AIM
Repeat the listing in full, preserving every character.

Records about charts and figures
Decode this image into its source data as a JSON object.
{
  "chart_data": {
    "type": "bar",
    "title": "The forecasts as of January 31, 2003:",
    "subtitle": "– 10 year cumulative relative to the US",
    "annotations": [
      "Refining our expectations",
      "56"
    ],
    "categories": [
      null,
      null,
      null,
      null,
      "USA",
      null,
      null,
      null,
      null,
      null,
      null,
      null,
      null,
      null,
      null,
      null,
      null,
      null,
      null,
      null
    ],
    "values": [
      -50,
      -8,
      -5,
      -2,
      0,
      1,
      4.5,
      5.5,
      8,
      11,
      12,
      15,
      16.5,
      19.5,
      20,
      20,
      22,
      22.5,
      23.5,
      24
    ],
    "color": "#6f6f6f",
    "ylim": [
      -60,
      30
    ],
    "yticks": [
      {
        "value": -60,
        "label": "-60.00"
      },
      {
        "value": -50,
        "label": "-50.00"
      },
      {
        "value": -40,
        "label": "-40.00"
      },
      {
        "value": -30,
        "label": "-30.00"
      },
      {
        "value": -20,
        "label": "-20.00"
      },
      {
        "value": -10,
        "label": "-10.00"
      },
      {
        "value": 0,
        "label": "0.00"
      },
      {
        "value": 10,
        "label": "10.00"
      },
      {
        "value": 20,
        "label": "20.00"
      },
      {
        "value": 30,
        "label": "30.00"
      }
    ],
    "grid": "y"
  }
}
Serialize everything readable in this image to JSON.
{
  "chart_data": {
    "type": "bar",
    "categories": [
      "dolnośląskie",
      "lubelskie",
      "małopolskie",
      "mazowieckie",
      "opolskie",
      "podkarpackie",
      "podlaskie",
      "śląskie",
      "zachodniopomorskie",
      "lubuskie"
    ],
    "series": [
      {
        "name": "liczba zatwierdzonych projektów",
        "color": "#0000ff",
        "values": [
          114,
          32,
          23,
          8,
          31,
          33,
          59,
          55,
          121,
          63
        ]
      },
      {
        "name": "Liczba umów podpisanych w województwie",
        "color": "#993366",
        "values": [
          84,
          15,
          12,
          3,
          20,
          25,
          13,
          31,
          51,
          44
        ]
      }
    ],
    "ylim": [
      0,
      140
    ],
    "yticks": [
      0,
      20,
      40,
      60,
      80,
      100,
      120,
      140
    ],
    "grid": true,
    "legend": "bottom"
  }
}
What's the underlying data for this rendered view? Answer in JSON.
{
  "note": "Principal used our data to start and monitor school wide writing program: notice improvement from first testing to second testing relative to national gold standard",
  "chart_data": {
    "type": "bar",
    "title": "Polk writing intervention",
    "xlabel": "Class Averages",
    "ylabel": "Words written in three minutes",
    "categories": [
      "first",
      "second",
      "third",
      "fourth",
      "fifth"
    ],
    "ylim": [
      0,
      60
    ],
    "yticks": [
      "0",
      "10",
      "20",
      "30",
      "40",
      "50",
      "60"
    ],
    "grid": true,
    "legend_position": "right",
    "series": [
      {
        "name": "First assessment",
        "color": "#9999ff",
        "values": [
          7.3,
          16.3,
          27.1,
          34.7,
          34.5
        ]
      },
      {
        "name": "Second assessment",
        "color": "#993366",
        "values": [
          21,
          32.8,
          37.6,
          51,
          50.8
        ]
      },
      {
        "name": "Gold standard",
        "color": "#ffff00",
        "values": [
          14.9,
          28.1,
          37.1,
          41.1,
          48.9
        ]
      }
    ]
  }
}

FINAL ANSWER
Decode this image into its source data as a JSON object.
{
  "chart_data": {
    "type": "bar",
    "title": "The forecasts as of January 31, 2003:",
    "subtitle": "– 10 year cumulative relative to the US",
    "annotations": [
      "Refining our expectations",
      "56"
    ],
    "categories": [
      null,
      null,
      null,
      null,
      "USA",
      null,
      null,
      null,
      null,
      null,
      null,
      null,
      null,
      null,
      null,
      null,
      null,
      null,
      null,
      null
    ],
    "values": [
      -50,
      -8,
      -5,
      -2,
      0,
      1,
      4.5,
      5.5,
      8,
      11,
      12,
      15,
      16.5,
      19.5,
      20,
      20,
      22,
      22.5,
      23.5,
      24
    ],
    "color": "#6f6f6f",
    "ylim": [
      -60,
      30
    ],
    "yticks": [
      {
        "value": -60,
        "label": "-60.00"
      },
      {
        "value": -50,
        "label": "-50.00"
      },
      {
        "value": -40,
        "label": "-40.00"
      },
      {
        "value": -30,
        "label": "-30.00"
      },
      {
        "value": -20,
        "label": "-20.00"
      },
      {
        "value": -10,
        "label": "-10.00"
      },
      {
        "value": 0,
        "label": "0.00"
      },
      {
        "value": 10,
        "label": "10.00"
      },
      {
        "value": 20,
        "label": "20.00"
      },
      {
        "value": 30,
        "label": "30.00"
      }
    ],
    "grid": "y"
  }
}
Serialize everything readable in this image to JSON.
{
  "chart_data": {
    "type": "bar",
    "categories": [
      "dolnośląskie",
      "lubelskie",
      "małopolskie",
      "mazowieckie",
      "opolskie",
      "podkarpackie",
      "podlaskie",
      "śląskie",
      "zachodniopomorskie",
      "lubuskie"
    ],
    "series": [
      {
        "name": "liczba zatwierdzonych projektów",
        "color": "#0000ff",
        "values": [
          114,
          32,
          23,
          8,
          31,
          33,
          59,
          55,
          121,
          63
        ]
      },
      {
        "name": "Liczba umów podpisanych w województwie",
        "color": "#993366",
        "values": [
          84,
          15,
          12,
          3,
          20,
          25,
          13,
          31,
          51,
          44
        ]
      }
    ],
    "ylim": [
      0,
      140
    ],
    "yticks": [
      0,
      20,
      40,
      60,
      80,
      100,
      120,
      140
    ],
    "grid": true,
    "legend": "bottom"
  }
}
What's the underlying data for this rendered view? Answer in JSON.
{
  "note": "Principal used our data to start and monitor school wide writing program: notice improvement from first testing to second testing relative to national gold standard",
  "chart_data": {
    "type": "bar",
    "title": "Polk writing intervention",
    "xlabel": "Class Averages",
    "ylabel": "Words written in three minutes",
    "categories": [
      "first",
      "second",
      "third",
      "fourth",
      "fifth"
    ],
    "ylim": [
      0,
      60
    ],
    "yticks": [
      "0",
      "10",
      "20",
      "30",
      "40",
      "50",
      "60"
    ],
    "grid": true,
    "legend_position": "right",
    "series": [
      {
        "name": "First assessment",
        "color": "#9999ff",
        "values": [
          7.3,
          16.3,
          27.1,
          34.7,
          34.5
        ]
      },
      {
        "name": "Second assessment",
        "color": "#993366",
        "values": [
          21,
          32.8,
          37.6,
          51,
          50.8
        ]
      },
      {
        "name": "Gold standard",
        "color": "#ffff00",
        "values": [
          14.9,
          28.1,
          37.1,
          41.1,
          48.9
        ]
      }
    ]
  }
}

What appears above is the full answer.